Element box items
- - -
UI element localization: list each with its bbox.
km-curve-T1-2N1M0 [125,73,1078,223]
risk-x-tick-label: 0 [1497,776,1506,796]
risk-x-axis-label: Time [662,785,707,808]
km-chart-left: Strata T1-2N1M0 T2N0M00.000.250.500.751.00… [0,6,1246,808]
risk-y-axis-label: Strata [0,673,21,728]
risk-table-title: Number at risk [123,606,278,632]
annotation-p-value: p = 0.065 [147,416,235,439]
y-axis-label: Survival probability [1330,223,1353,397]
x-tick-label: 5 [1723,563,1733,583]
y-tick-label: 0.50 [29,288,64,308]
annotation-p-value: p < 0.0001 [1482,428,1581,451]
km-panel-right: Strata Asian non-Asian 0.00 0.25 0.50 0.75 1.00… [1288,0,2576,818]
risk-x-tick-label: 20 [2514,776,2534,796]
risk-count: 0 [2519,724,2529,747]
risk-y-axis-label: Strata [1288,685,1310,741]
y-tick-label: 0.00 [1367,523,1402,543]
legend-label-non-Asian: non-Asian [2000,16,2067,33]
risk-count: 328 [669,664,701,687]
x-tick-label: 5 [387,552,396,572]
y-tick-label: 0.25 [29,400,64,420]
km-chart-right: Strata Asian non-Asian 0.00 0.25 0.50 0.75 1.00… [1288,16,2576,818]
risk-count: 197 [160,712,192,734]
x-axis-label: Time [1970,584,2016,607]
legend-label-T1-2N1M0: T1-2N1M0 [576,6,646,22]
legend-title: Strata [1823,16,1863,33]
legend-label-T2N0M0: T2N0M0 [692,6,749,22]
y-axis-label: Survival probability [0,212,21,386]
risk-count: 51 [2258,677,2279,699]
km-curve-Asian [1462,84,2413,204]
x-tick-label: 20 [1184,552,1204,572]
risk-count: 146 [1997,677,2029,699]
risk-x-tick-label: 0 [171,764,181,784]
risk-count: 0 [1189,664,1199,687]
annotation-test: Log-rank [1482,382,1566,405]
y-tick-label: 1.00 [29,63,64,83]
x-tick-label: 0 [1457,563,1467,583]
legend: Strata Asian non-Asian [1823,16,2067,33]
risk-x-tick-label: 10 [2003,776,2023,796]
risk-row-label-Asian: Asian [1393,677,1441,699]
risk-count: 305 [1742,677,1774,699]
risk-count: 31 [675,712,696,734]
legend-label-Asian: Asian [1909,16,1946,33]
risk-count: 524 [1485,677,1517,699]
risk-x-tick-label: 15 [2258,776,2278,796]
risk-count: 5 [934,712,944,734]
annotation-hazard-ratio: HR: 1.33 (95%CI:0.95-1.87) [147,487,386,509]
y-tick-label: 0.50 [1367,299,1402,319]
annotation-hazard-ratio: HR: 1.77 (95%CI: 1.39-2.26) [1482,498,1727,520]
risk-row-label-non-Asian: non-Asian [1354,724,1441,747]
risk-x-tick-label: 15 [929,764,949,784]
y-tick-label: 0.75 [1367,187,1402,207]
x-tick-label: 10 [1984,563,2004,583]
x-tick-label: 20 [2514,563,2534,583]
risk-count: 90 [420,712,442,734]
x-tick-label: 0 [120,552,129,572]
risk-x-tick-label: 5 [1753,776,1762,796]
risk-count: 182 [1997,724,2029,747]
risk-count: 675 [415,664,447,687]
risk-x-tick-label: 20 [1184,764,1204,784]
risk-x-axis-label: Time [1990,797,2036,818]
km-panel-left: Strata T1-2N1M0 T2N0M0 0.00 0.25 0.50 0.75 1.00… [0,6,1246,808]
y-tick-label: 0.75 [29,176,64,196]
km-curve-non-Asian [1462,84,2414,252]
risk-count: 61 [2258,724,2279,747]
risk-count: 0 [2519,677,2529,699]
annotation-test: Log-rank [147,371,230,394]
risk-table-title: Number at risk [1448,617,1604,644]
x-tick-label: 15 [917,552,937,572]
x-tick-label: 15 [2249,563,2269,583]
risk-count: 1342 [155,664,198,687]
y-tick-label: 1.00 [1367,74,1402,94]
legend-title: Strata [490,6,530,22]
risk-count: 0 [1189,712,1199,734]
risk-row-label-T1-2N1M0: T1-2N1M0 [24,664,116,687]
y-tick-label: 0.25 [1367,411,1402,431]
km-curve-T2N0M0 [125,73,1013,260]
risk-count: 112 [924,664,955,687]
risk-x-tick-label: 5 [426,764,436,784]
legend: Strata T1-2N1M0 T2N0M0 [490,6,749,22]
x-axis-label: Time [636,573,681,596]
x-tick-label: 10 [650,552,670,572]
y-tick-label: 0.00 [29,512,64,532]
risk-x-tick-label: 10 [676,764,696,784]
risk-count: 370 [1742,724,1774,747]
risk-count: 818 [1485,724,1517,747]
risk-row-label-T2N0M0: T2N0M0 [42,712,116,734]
- - -
Please give all of the items above again with every "Number at risk" changed to "Subjects at risk", leaving everything else as it is.

● The completed task
UI element localization: list each with its bbox.
km-curve-T1-2N1M0 [125,73,1078,223]
risk-x-tick-label: 0 [1497,776,1506,796]
risk-x-axis-label: Time [662,785,707,808]
km-chart-left: Strata T1-2N1M0 T2N0M00.000.250.500.751.00… [0,6,1246,808]
risk-y-axis-label: Strata [0,673,21,728]
risk-table-title: Subjects at risk [123,606,278,632]
annotation-p-value: p = 0.065 [147,416,235,439]
y-axis-label: Survival probability [1330,223,1353,397]
x-tick-label: 5 [1723,563,1733,583]
y-tick-label: 0.50 [29,288,64,308]
annotation-p-value: p < 0.0001 [1482,428,1581,451]
km-panel-right: Strata Asian non-Asian 0.00 0.25 0.50 0.75 1.00… [1288,0,2576,818]
risk-x-tick-label: 20 [2514,776,2534,796]
risk-count: 0 [2519,724,2529,747]
risk-y-axis-label: Strata [1288,685,1310,741]
y-tick-label: 0.00 [1367,523,1402,543]
legend-label-non-Asian: non-Asian [2000,16,2067,33]
risk-count: 328 [669,664,701,687]
x-tick-label: 5 [387,552,396,572]
y-tick-label: 0.25 [29,400,64,420]
km-chart-right: Strata Asian non-Asian 0.00 0.25 0.50 0.75 1.00… [1288,16,2576,818]
risk-count: 197 [160,712,192,734]
x-axis-label: Time [1970,584,2016,607]
legend-label-T1-2N1M0: T1-2N1M0 [576,6,646,22]
legend-title: Strata [1823,16,1863,33]
legend-label-T2N0M0: T2N0M0 [692,6,749,22]
y-axis-label: Survival probability [0,212,21,386]
risk-count: 51 [2258,677,2279,699]
km-curve-Asian [1462,84,2413,204]
x-tick-label: 20 [1184,552,1204,572]
risk-count: 146 [1997,677,2029,699]
risk-x-tick-label: 0 [171,764,181,784]
risk-count: 0 [1189,664,1199,687]
annotation-test: Log-rank [1482,382,1566,405]
y-tick-label: 1.00 [29,63,64,83]
x-tick-label: 0 [1457,563,1467,583]
legend: Strata Asian non-Asian [1823,16,2067,33]
risk-x-tick-label: 10 [2003,776,2023,796]
risk-row-label-Asian: Asian [1393,677,1441,699]
risk-count: 305 [1742,677,1774,699]
risk-count: 31 [675,712,696,734]
legend-label-Asian: Asian [1909,16,1946,33]
risk-count: 524 [1485,677,1517,699]
risk-x-tick-label: 15 [2258,776,2278,796]
risk-count: 5 [934,712,944,734]
annotation-hazard-ratio: HR: 1.33 (95%CI:0.95-1.87) [147,487,386,509]
y-tick-label: 0.50 [1367,299,1402,319]
annotation-hazard-ratio: HR: 1.77 (95%CI: 1.39-2.26) [1482,498,1727,520]
risk-row-label-non-Asian: non-Asian [1354,724,1441,747]
risk-x-tick-label: 15 [929,764,949,784]
y-tick-label: 0.75 [1367,187,1402,207]
x-tick-label: 10 [1984,563,2004,583]
x-tick-label: 20 [2514,563,2534,583]
risk-count: 90 [420,712,442,734]
x-tick-label: 0 [120,552,129,572]
risk-x-tick-label: 5 [1753,776,1762,796]
risk-count: 182 [1997,724,2029,747]
risk-count: 675 [415,664,447,687]
risk-x-tick-label: 20 [1184,764,1204,784]
risk-x-axis-label: Time [1990,797,2036,818]
km-panel-left: Strata T1-2N1M0 T2N0M0 0.00 0.25 0.50 0.75 1.00… [0,6,1246,808]
y-tick-label: 0.75 [29,176,64,196]
km-curve-non-Asian [1462,84,2414,252]
risk-count: 61 [2258,724,2279,747]
risk-count: 0 [2519,677,2529,699]
annotation-test: Log-rank [147,371,230,394]
risk-table-title: Subjects at risk [1448,617,1604,644]
x-tick-label: 15 [917,552,937,572]
x-tick-label: 15 [2249,563,2269,583]
risk-count: 1342 [155,664,198,687]
y-tick-label: 1.00 [1367,74,1402,94]
legend-title: Strata [490,6,530,22]
risk-count: 0 [1189,712,1199,734]
risk-row-label-T1-2N1M0: T1-2N1M0 [24,664,116,687]
y-tick-label: 0.25 [1367,411,1402,431]
km-curve-T2N0M0 [125,73,1013,260]
risk-count: 112 [924,664,955,687]
risk-x-tick-label: 5 [426,764,436,784]
legend: Strata T1-2N1M0 T2N0M0 [490,6,749,22]
x-axis-label: Time [636,573,681,596]
x-tick-label: 10 [650,552,670,572]
y-tick-label: 0.00 [29,512,64,532]
risk-x-tick-label: 10 [676,764,696,784]
risk-count: 370 [1742,724,1774,747]
risk-count: 818 [1485,724,1517,747]
risk-row-label-T2N0M0: T2N0M0 [42,712,116,734]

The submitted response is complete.